Problem requirements:
Only lines holding the word "голова" should be copied from the material.

Collected data:
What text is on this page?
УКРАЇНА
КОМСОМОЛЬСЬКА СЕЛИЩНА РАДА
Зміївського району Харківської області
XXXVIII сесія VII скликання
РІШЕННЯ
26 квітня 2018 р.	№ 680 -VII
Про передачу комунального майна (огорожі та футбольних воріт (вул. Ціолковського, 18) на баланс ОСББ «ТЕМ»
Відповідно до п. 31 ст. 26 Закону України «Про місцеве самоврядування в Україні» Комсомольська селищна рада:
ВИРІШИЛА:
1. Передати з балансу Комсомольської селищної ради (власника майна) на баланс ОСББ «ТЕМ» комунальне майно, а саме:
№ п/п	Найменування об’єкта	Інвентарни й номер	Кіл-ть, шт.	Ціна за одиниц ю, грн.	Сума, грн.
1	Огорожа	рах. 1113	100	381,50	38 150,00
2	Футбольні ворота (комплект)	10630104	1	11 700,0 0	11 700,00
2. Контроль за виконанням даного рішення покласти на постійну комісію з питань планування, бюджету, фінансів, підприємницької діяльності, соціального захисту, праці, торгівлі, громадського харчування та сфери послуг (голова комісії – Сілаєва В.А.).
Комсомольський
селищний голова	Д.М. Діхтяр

Task solution:
2. Контроль за виконанням даного рішення покласти на постійну комісію з питань планування, бюджету, фінансів, підприємницької діяльності, соціального захисту, праці, торгівлі, громадського харчування та сфери послуг (голова комісії – Сілаєва В.А.).
селищний голова	Д.М. Діхтяр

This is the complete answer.